-- RECORDS FOR THE TASK --
::::::::::

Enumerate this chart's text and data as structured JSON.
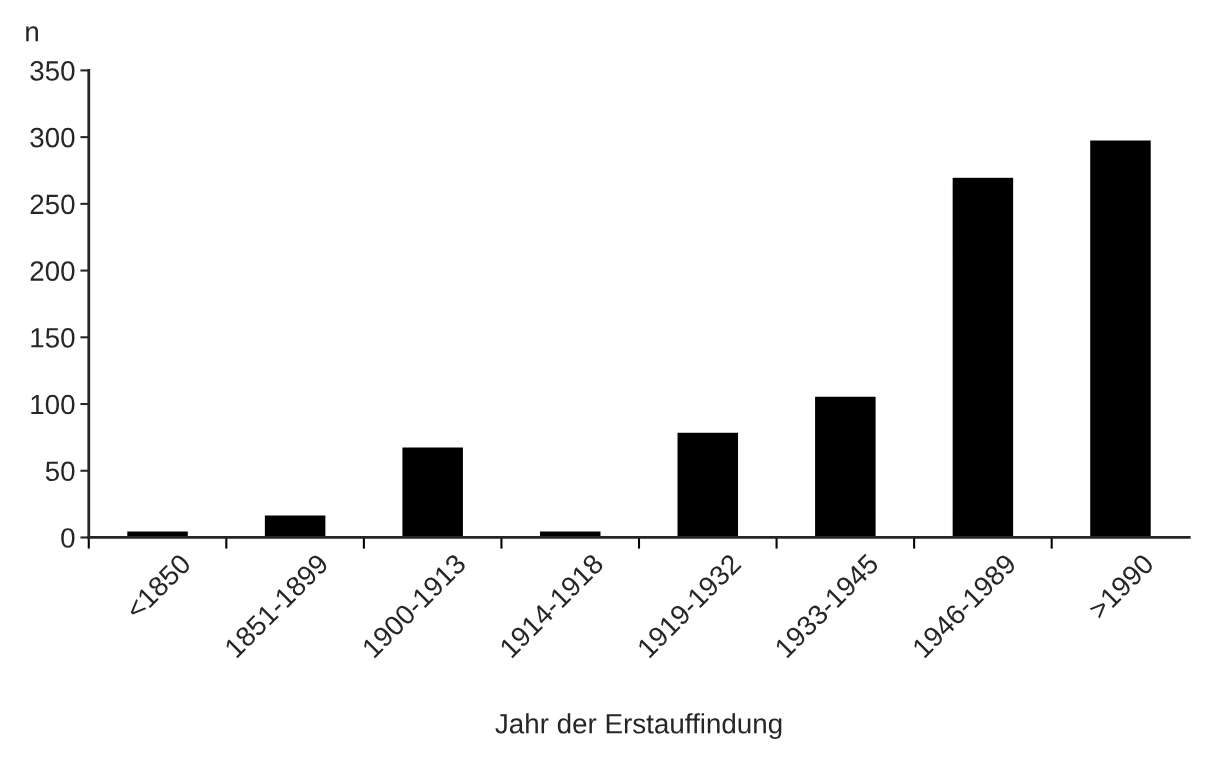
{
  "chart_data": {
    "type": "bar",
    "ylabel": "n",
    "xlabel": "Jahr der Erstauffindung",
    "categories": [
      "<1850",
      "1851-1899",
      "1900-1913",
      "1914-1918",
      "1919-1932",
      "1933-1945",
      "1946-1989",
      ">1990"
    ],
    "values": [
      5,
      17,
      68,
      5,
      79,
      106,
      270,
      298
    ],
    "color": "#000000",
    "ylim": [
      0,
      350
    ],
    "yticks": [
      0,
      50,
      100,
      150,
      200,
      250,
      300,
      350
    ],
    "grid": false,
    "legend": false
  }
}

::::::::::

-- WHAT THIS TASK INVOLVES --
Omitting all images, print the listing exactly.

-- WORKED SOLUTION --
Enumerate this chart's text and data as structured JSON.
{
  "chart_data": {
    "type": "bar",
    "ylabel": "n",
    "xlabel": "Jahr der Erstauffindung",
    "categories": [
      "<1850",
      "1851-1899",
      "1900-1913",
      "1914-1918",
      "1919-1932",
      "1933-1945",
      "1946-1989",
      ">1990"
    ],
    "values": [
      5,
      17,
      68,
      5,
      79,
      106,
      270,
      298
    ],
    "color": "#000000",
    "ylim": [
      0,
      350
    ],
    "yticks": [
      0,
      50,
      100,
      150,
      200,
      250,
      300,
      350
    ],
    "grid": false,
    "legend": false
  }
}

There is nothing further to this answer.